(Excerpts from a figure dataset)
┄┄┄┄┄┄┄┄┄┄

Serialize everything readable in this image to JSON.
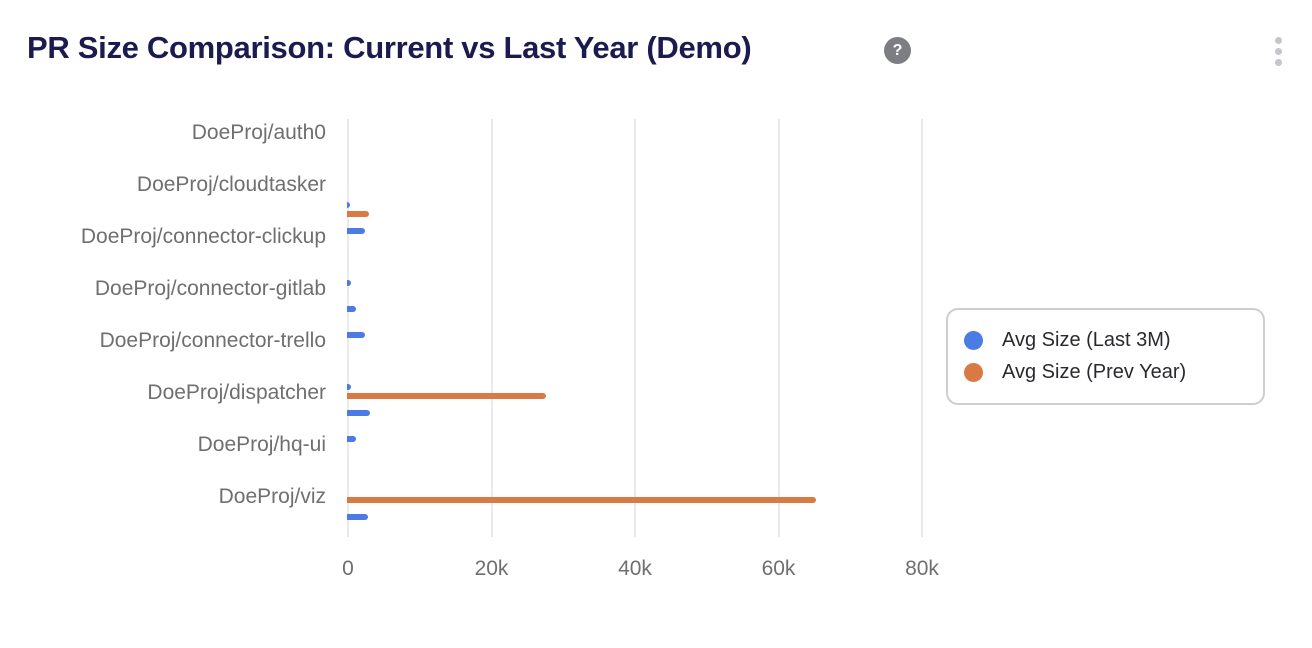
{
  "header": {
    "title": "PR Size Comparison: Current vs Last Year (Demo)",
    "help_glyph": "?",
    "menu_icon": "kebab-vertical"
  },
  "colors": {
    "series_last_3m": "#4C7BE6",
    "series_prev_year": "#D97944",
    "title_text": "#1B1B4F",
    "axis_text": "#6F6F6F",
    "gridline": "#E9E9EB"
  },
  "legend": {
    "position": "right",
    "items": [
      {
        "label": "Avg Size (Last 3M)",
        "color": "#4C7BE6"
      },
      {
        "label": "Avg Size (Prev Year)",
        "color": "#D97944"
      }
    ]
  },
  "chart_data": {
    "type": "bar",
    "orientation": "horizontal",
    "title": "PR Size Comparison: Current vs Last Year (Demo)",
    "series_names": [
      "Avg Size (Last 3M)",
      "Avg Size (Prev Year)"
    ],
    "categories": [
      "DoeProj/auth0",
      "DoeProj/cloudtasker",
      "DoeProj/connector-clickup",
      "DoeProj/connector-gitlab",
      "DoeProj/connector-trello",
      "DoeProj/dispatcher",
      "DoeProj/hq-ui",
      "DoeProj/viz"
    ],
    "x_ticks": [
      "0",
      "20k",
      "40k",
      "60k",
      "80k"
    ],
    "x_tick_values": [
      0,
      20000,
      40000,
      60000,
      80000
    ],
    "xlim": [
      0,
      80000
    ],
    "grid": true,
    "legend_position": "right",
    "note": "Axis renders every other category label; unlabeled rows shown with empty label.",
    "rows": [
      {
        "label": "DoeProj/auth0",
        "last_3m": 0,
        "prev_year": 0
      },
      {
        "label": "",
        "last_3m": 0,
        "prev_year": 0
      },
      {
        "label": "DoeProj/cloudtasker",
        "last_3m": 0,
        "prev_year": 0
      },
      {
        "label": "",
        "last_3m": 300,
        "prev_year": 3100
      },
      {
        "label": "DoeProj/connector-clickup",
        "last_3m": 2500,
        "prev_year": 0
      },
      {
        "label": "",
        "last_3m": 0,
        "prev_year": 0
      },
      {
        "label": "DoeProj/connector-gitlab",
        "last_3m": 600,
        "prev_year": 0
      },
      {
        "label": "",
        "last_3m": 1300,
        "prev_year": 0
      },
      {
        "label": "DoeProj/connector-trello",
        "last_3m": 2500,
        "prev_year": 0
      },
      {
        "label": "",
        "last_3m": 0,
        "prev_year": 0
      },
      {
        "label": "DoeProj/dispatcher",
        "last_3m": 500,
        "prev_year": 27800
      },
      {
        "label": "",
        "last_3m": 3200,
        "prev_year": 0
      },
      {
        "label": "DoeProj/hq-ui",
        "last_3m": 1300,
        "prev_year": 0
      },
      {
        "label": "",
        "last_3m": 0,
        "prev_year": 0
      },
      {
        "label": "DoeProj/viz",
        "last_3m": 0,
        "prev_year": 65300
      },
      {
        "label": "",
        "last_3m": 2900,
        "prev_year": 0
      }
    ]
  }
}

┄┄┄┄┄┄┄┄┄┄

> [Written request]:
Pictures are not part of the copy; output everything else in the records exactly.

> [The response]:
Serialize everything readable in this image to JSON.
{
  "header": {
    "title": "PR Size Comparison: Current vs Last Year (Demo)",
    "help_glyph": "?",
    "menu_icon": "kebab-vertical"
  },
  "colors": {
    "series_last_3m": "#4C7BE6",
    "series_prev_year": "#D97944",
    "title_text": "#1B1B4F",
    "axis_text": "#6F6F6F",
    "gridline": "#E9E9EB"
  },
  "legend": {
    "position": "right",
    "items": [
      {
        "label": "Avg Size (Last 3M)",
        "color": "#4C7BE6"
      },
      {
        "label": "Avg Size (Prev Year)",
        "color": "#D97944"
      }
    ]
  },
  "chart_data": {
    "type": "bar",
    "orientation": "horizontal",
    "title": "PR Size Comparison: Current vs Last Year (Demo)",
    "series_names": [
      "Avg Size (Last 3M)",
      "Avg Size (Prev Year)"
    ],
    "categories": [
      "DoeProj/auth0",
      "DoeProj/cloudtasker",
      "DoeProj/connector-clickup",
      "DoeProj/connector-gitlab",
      "DoeProj/connector-trello",
      "DoeProj/dispatcher",
      "DoeProj/hq-ui",
      "DoeProj/viz"
    ],
    "x_ticks": [
      "0",
      "20k",
      "40k",
      "60k",
      "80k"
    ],
    "x_tick_values": [
      0,
      20000,
      40000,
      60000,
      80000
    ],
    "xlim": [
      0,
      80000
    ],
    "grid": true,
    "legend_position": "right",
    "note": "Axis renders every other category label; unlabeled rows shown with empty label.",
    "rows": [
      {
        "label": "DoeProj/auth0",
        "last_3m": 0,
        "prev_year": 0
      },
      {
        "label": "",
        "last_3m": 0,
        "prev_year": 0
      },
      {
        "label": "DoeProj/cloudtasker",
        "last_3m": 0,
        "prev_year": 0
      },
      {
        "label": "",
        "last_3m": 300,
        "prev_year": 3100
      },
      {
        "label": "DoeProj/connector-clickup",
        "last_3m": 2500,
        "prev_year": 0
      },
      {
        "label": "",
        "last_3m": 0,
        "prev_year": 0
      },
      {
        "label": "DoeProj/connector-gitlab",
        "last_3m": 600,
        "prev_year": 0
      },
      {
        "label": "",
        "last_3m": 1300,
        "prev_year": 0
      },
      {
        "label": "DoeProj/connector-trello",
        "last_3m": 2500,
        "prev_year": 0
      },
      {
        "label": "",
        "last_3m": 0,
        "prev_year": 0
      },
      {
        "label": "DoeProj/dispatcher",
        "last_3m": 500,
        "prev_year": 27800
      },
      {
        "label": "",
        "last_3m": 3200,
        "prev_year": 0
      },
      {
        "label": "DoeProj/hq-ui",
        "last_3m": 1300,
        "prev_year": 0
      },
      {
        "label": "",
        "last_3m": 0,
        "prev_year": 0
      },
      {
        "label": "DoeProj/viz",
        "last_3m": 0,
        "prev_year": 65300
      },
      {
        "label": "",
        "last_3m": 2900,
        "prev_year": 0
      }
    ]
  }
}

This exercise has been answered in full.